* **DATA PROVIDED**:
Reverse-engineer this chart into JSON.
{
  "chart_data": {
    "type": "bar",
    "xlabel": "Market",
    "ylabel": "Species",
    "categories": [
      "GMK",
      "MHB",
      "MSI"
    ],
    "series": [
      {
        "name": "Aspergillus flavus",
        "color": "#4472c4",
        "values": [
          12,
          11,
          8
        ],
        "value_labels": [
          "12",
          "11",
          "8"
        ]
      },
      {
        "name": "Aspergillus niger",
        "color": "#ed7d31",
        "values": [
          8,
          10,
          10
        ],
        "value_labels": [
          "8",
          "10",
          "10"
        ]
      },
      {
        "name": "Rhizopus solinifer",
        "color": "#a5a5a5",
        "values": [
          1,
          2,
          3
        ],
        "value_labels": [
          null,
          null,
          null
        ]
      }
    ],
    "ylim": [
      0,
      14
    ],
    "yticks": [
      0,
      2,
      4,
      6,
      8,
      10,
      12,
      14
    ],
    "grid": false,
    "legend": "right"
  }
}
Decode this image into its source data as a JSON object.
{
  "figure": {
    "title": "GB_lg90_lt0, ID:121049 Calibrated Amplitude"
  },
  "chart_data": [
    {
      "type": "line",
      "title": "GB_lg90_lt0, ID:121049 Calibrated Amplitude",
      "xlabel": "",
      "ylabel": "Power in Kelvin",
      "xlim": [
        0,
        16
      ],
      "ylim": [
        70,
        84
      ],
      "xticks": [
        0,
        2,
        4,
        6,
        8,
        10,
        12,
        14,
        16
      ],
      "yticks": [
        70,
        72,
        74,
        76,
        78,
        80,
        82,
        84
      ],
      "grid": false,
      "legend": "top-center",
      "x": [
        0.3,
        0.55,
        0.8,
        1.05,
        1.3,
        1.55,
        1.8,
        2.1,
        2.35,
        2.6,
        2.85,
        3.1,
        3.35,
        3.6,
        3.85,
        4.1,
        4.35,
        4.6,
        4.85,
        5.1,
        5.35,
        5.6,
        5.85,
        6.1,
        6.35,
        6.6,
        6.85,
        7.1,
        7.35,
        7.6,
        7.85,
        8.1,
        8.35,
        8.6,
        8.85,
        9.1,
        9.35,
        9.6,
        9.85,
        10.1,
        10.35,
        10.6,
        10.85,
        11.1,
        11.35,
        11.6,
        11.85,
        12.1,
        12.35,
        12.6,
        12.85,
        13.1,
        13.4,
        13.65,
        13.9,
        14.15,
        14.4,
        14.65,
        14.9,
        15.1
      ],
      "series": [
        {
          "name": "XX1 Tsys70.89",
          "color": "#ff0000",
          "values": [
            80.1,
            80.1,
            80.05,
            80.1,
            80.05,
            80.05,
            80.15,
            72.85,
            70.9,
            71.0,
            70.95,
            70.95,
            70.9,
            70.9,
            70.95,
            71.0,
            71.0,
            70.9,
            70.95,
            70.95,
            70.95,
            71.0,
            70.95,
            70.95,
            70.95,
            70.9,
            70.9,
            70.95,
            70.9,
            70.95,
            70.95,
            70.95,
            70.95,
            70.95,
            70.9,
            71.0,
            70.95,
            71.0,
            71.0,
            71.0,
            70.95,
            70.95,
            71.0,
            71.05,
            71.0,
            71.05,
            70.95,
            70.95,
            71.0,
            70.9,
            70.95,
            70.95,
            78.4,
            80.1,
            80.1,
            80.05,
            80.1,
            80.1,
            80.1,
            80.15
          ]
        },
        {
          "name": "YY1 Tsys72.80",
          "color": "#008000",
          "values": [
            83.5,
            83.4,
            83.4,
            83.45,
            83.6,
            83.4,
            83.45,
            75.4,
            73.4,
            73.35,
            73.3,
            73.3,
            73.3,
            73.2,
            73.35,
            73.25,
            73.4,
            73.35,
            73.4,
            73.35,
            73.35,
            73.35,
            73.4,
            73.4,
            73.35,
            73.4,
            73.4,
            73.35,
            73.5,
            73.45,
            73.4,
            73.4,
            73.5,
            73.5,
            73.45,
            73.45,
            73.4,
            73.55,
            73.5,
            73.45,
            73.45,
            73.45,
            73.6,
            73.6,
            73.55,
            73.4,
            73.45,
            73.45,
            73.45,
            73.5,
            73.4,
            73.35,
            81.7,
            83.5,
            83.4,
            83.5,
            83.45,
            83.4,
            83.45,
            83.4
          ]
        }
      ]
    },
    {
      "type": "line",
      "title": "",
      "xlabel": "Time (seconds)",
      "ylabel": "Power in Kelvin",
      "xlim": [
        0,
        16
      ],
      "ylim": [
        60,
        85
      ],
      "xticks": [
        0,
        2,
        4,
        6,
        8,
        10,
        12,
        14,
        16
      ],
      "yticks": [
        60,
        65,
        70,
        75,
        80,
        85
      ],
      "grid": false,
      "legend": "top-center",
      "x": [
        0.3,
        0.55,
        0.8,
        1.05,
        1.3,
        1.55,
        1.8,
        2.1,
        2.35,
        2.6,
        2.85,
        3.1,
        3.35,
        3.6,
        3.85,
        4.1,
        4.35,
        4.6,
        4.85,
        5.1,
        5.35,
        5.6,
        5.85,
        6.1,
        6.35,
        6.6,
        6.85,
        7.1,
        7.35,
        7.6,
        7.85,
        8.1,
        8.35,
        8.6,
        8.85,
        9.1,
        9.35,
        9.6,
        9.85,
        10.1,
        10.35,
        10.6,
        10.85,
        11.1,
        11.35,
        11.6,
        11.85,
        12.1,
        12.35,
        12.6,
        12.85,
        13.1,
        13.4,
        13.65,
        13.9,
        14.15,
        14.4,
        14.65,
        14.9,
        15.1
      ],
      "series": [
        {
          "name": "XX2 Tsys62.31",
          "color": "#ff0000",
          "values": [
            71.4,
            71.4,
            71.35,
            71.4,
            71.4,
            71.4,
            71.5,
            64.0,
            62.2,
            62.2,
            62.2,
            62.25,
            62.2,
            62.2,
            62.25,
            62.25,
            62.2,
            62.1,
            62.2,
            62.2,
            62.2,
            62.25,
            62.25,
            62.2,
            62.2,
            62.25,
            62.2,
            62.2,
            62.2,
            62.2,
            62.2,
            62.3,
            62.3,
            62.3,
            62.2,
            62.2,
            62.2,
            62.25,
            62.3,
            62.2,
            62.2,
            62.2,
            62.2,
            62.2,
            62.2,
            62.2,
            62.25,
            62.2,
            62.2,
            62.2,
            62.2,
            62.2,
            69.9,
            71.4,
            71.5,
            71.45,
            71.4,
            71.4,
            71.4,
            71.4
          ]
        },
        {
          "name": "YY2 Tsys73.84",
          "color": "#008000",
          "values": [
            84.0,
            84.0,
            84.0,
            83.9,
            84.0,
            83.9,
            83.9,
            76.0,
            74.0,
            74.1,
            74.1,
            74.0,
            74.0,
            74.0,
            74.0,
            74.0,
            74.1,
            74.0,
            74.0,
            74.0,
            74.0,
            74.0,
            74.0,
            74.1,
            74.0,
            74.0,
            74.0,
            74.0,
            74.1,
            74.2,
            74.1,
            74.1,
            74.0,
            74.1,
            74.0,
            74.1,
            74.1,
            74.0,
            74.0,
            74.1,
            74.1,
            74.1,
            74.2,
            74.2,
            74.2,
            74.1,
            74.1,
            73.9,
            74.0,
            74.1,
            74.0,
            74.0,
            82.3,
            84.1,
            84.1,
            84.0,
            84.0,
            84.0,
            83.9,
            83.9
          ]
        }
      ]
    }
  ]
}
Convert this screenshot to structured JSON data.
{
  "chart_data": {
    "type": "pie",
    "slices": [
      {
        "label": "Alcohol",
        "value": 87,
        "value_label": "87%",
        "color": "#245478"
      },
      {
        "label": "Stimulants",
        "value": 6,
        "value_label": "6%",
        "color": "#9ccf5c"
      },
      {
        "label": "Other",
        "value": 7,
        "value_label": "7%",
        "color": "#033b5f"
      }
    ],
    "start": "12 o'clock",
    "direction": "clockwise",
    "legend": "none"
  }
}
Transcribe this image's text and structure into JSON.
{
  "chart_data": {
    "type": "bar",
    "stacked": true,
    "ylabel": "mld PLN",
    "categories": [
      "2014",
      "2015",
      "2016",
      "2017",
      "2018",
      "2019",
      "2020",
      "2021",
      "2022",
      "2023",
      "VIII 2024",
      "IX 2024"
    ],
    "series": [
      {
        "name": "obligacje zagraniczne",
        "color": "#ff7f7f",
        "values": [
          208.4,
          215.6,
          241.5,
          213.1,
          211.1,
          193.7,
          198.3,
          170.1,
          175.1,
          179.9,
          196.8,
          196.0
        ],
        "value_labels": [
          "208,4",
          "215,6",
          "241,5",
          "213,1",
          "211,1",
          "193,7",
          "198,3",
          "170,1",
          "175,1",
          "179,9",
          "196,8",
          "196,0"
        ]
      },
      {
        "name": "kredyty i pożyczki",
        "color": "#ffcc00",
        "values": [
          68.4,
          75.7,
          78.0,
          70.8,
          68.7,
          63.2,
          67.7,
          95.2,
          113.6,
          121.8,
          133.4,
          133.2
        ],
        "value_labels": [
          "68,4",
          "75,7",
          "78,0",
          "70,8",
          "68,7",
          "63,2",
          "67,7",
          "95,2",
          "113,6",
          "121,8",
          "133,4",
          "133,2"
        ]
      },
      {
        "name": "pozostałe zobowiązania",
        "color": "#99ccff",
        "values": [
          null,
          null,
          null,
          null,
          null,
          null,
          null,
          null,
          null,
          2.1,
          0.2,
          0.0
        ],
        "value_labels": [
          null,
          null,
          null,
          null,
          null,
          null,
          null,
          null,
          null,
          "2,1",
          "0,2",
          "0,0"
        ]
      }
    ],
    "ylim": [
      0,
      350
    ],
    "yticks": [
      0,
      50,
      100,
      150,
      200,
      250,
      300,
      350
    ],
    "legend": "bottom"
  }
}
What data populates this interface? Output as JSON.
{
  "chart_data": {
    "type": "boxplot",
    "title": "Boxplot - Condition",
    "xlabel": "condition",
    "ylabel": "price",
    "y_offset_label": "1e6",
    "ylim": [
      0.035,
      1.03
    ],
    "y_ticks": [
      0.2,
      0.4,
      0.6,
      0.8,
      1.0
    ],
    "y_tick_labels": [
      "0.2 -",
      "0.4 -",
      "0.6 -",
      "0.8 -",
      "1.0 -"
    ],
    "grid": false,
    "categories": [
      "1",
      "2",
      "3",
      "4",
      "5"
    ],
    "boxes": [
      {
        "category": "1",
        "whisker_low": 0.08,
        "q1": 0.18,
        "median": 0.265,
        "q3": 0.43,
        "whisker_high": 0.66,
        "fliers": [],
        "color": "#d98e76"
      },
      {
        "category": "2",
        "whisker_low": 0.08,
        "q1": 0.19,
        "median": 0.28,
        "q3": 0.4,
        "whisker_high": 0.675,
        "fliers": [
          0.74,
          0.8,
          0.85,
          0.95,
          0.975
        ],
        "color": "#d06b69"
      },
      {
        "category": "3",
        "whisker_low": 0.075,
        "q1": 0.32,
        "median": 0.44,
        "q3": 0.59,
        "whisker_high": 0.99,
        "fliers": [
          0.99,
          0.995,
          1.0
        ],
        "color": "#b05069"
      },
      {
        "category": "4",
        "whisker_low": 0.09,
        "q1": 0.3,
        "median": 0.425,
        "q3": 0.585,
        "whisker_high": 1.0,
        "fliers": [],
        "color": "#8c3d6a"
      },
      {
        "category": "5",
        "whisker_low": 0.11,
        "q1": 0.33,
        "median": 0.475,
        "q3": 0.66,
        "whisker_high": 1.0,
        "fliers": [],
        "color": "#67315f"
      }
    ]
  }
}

* **GIVEN PROBLEM**: Which lines above contain "this"? Show each of them.

* **RESPONSE TO THE EXERCISE**:
Reverse-engineer this chart into JSON.
Decode this image into its source data as a JSON object.
Convert this screenshot to structured JSON data.
Transcribe this image's text and structure into JSON.
What data populates this interface? Output as JSON.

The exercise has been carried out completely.